>>
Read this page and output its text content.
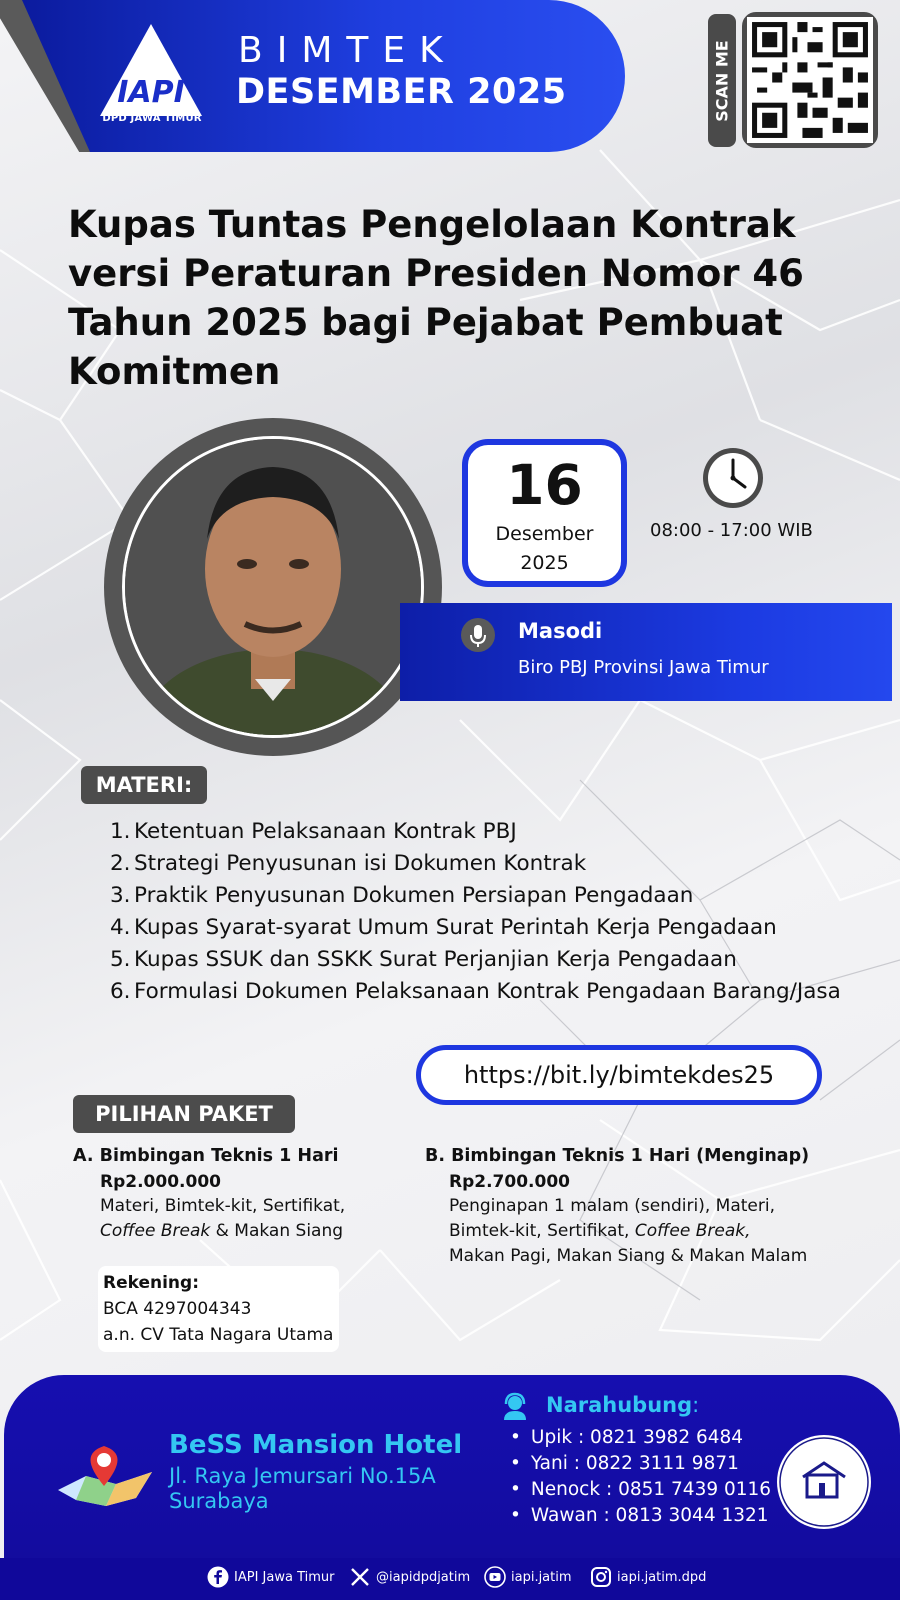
IAPI
DPD JAWA TIMUR
BIMTEK
DESEMBER 2025	SCAN ME
Kupas Tuntas Pengelolaan Kontrak versi Peraturan Presiden Nomor 46 Tahun 2025 bagi Pejabat Pembuat Komitmen
16
Desember
2025
08:00 - 17:00 WIB
Masodi
Biro PBJ Provinsi Jawa Timur
MATERI:
1. Ketentuan Pelaksanaan Kontrak PBJ
2. Strategi Penyusunan isi Dokumen Kontrak
3. Praktik Penyusunan Dokumen Persiapan Pengadaan
4. Kupas Syarat-syarat Umum Surat Perintah Kerja Pengadaan
5. Kupas SSUK dan SSKK Surat Perjanjian Kerja Pengadaan
6. Formulasi Dokumen Pelaksanaan Kontrak Pengadaan Barang/Jasa
https://bit.ly/bimtekdes25
PILIHAN PAKET
A. Bimbingan Teknis 1 Hari
Rp2.000.000
Materi, Bimtek-kit, Sertifikat,
Coffee Break & Makan Siang
Rekening:
BCA 4297004343
a.n. CV Tata Nagara Utama
B. Bimbingan Teknis 1 Hari (Menginap)
Rp2.700.000
Penginapan 1 malam (sendiri), Materi,
Bimtek-kit, Sertifikat, Coffee Break,
Makan Pagi, Makan Siang & Makan Malam
BeSS Mansion Hotel
Jl. Raya Jemursari No.15A
Surabaya
Narahubung:
• Upik : 0821 3982 6484
• Yani : 0822 3111 9871
• Nenock : 0851 7439 0116
• Wawan : 0813 3044 1321
IAPI Jawa Timur	@iapidpdjatim	iapi.jatim	iapi.jatim.dpd
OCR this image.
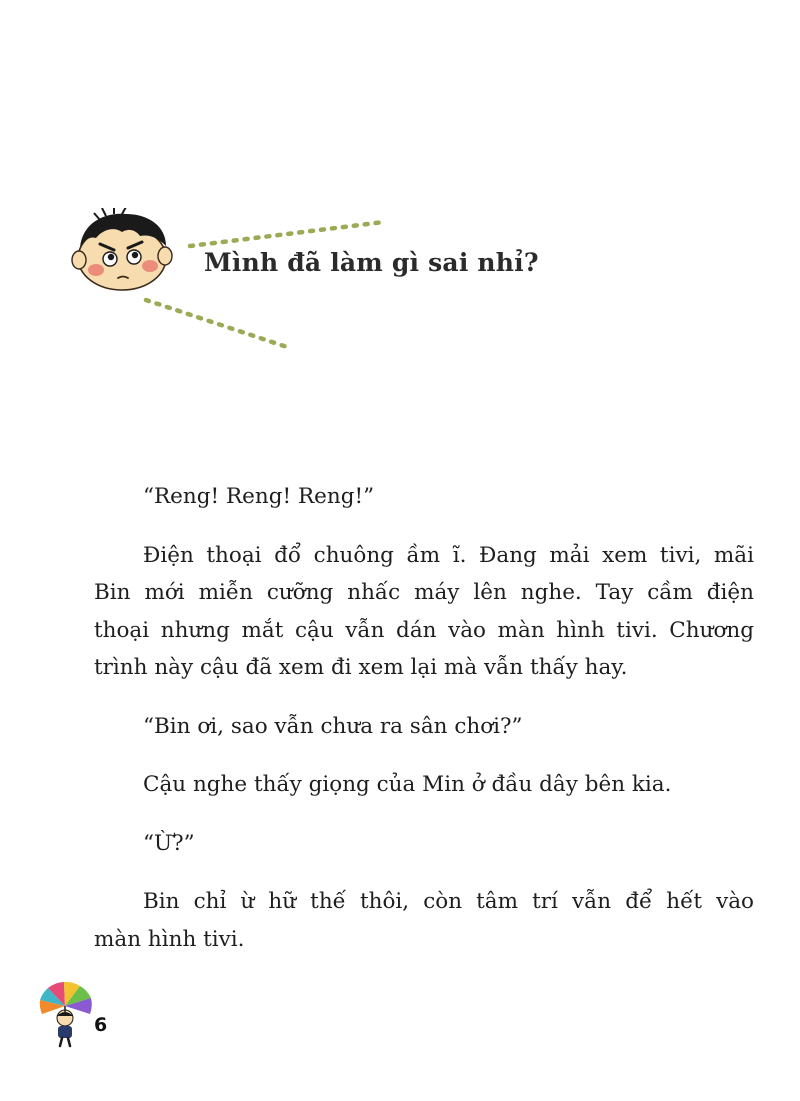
Mình đã làm gì sai nhỉ?
“Reng! Reng! Reng!”
Điện thoại đổ chuông ầm ĩ. Đang mải xem tivi, mãi
Bin mới miễn cưỡng nhấc máy lên nghe. Tay cầm điện
thoại nhưng mắt cậu vẫn dán vào màn hình tivi. Chương
trình này cậu đã xem đi xem lại mà vẫn thấy hay.
“Bin ơi, sao vẫn chưa ra sân chơi?”
Cậu nghe thấy giọng của Min ở đầu dây bên kia.
“Ừ?”
Bin chỉ ừ hữ thế thôi, còn tâm trí vẫn để hết vào
màn hình tivi.
6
<<
Stated goal> Set down every record once more, word for word, without pictures.

Output>
Read this page and output its text content.
IAPI
DPD JAWA TIMUR
BIMTEK
DESEMBER 2025	SCAN ME
Kupas Tuntas Pengelolaan Kontrak versi Peraturan Presiden Nomor 46 Tahun 2025 bagi Pejabat Pembuat Komitmen
16
Desember
2025
08:00 - 17:00 WIB
Masodi
Biro PBJ Provinsi Jawa Timur
MATERI:
1. Ketentuan Pelaksanaan Kontrak PBJ
2. Strategi Penyusunan isi Dokumen Kontrak
3. Praktik Penyusunan Dokumen Persiapan Pengadaan
4. Kupas Syarat-syarat Umum Surat Perintah Kerja Pengadaan
5. Kupas SSUK dan SSKK Surat Perjanjian Kerja Pengadaan
6. Formulasi Dokumen Pelaksanaan Kontrak Pengadaan Barang/Jasa
https://bit.ly/bimtekdes25
PILIHAN PAKET
A. Bimbingan Teknis 1 Hari
Rp2.000.000
Materi, Bimtek-kit, Sertifikat,
Coffee Break & Makan Siang
Rekening:
BCA 4297004343
a.n. CV Tata Nagara Utama
B. Bimbingan Teknis 1 Hari (Menginap)
Rp2.700.000
Penginapan 1 malam (sendiri), Materi,
Bimtek-kit, Sertifikat, Coffee Break,
Makan Pagi, Makan Siang & Makan Malam
BeSS Mansion Hotel
Jl. Raya Jemursari No.15A
Surabaya
Narahubung:
• Upik : 0821 3982 6484
• Yani : 0822 3111 9871
• Nenock : 0851 7439 0116
• Wawan : 0813 3044 1321
IAPI Jawa Timur	@iapidpdjatim	iapi.jatim	iapi.jatim.dpd
OCR this image.
Mình đã làm gì sai nhỉ?
“Reng! Reng! Reng!”
Điện thoại đổ chuông ầm ĩ. Đang mải xem tivi, mãi
Bin mới miễn cưỡng nhấc máy lên nghe. Tay cầm điện
thoại nhưng mắt cậu vẫn dán vào màn hình tivi. Chương
trình này cậu đã xem đi xem lại mà vẫn thấy hay.
“Bin ơi, sao vẫn chưa ra sân chơi?”
Cậu nghe thấy giọng của Min ở đầu dây bên kia.
“Ừ?”
Bin chỉ ừ hữ thế thôi, còn tâm trí vẫn để hết vào
màn hình tivi.
6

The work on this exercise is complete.